Your task:
Reproduce the listing verbatim.
# # #
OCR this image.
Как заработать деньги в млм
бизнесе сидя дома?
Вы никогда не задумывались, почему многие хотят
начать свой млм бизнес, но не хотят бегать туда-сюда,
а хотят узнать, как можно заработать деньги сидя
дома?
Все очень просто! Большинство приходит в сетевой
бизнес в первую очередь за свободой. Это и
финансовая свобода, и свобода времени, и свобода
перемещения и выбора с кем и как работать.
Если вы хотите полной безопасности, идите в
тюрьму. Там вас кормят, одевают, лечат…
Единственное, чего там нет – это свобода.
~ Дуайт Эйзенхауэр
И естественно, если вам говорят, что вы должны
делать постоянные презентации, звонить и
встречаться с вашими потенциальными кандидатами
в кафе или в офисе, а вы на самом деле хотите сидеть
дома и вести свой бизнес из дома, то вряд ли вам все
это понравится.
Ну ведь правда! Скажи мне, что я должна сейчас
# # #
Exercise result:
OCR this image.
Как заработать деньги в млм
бизнесе сидя дома?
Вы никогда не задумывались, почему многие хотят
начать свой млм бизнес, но не хотят бегать туда-сюда,
а хотят узнать, как можно заработать деньги сидя
дома?
Все очень просто! Большинство приходит в сетевой
бизнес в первую очередь за свободой. Это и
финансовая свобода, и свобода времени, и свобода
перемещения и выбора с кем и как работать.
Если вы хотите полной безопасности, идите в
тюрьму. Там вас кормят, одевают, лечат…
Единственное, чего там нет – это свобода.
~ Дуайт Эйзенхауэр
И естественно, если вам говорят, что вы должны
делать постоянные презентации, звонить и
встречаться с вашими потенциальными кандидатами
в кафе или в офисе, а вы на самом деле хотите сидеть
дома и вести свой бизнес из дома, то вряд ли вам все
это понравится.
Ну ведь правда! Скажи мне, что я должна сейчас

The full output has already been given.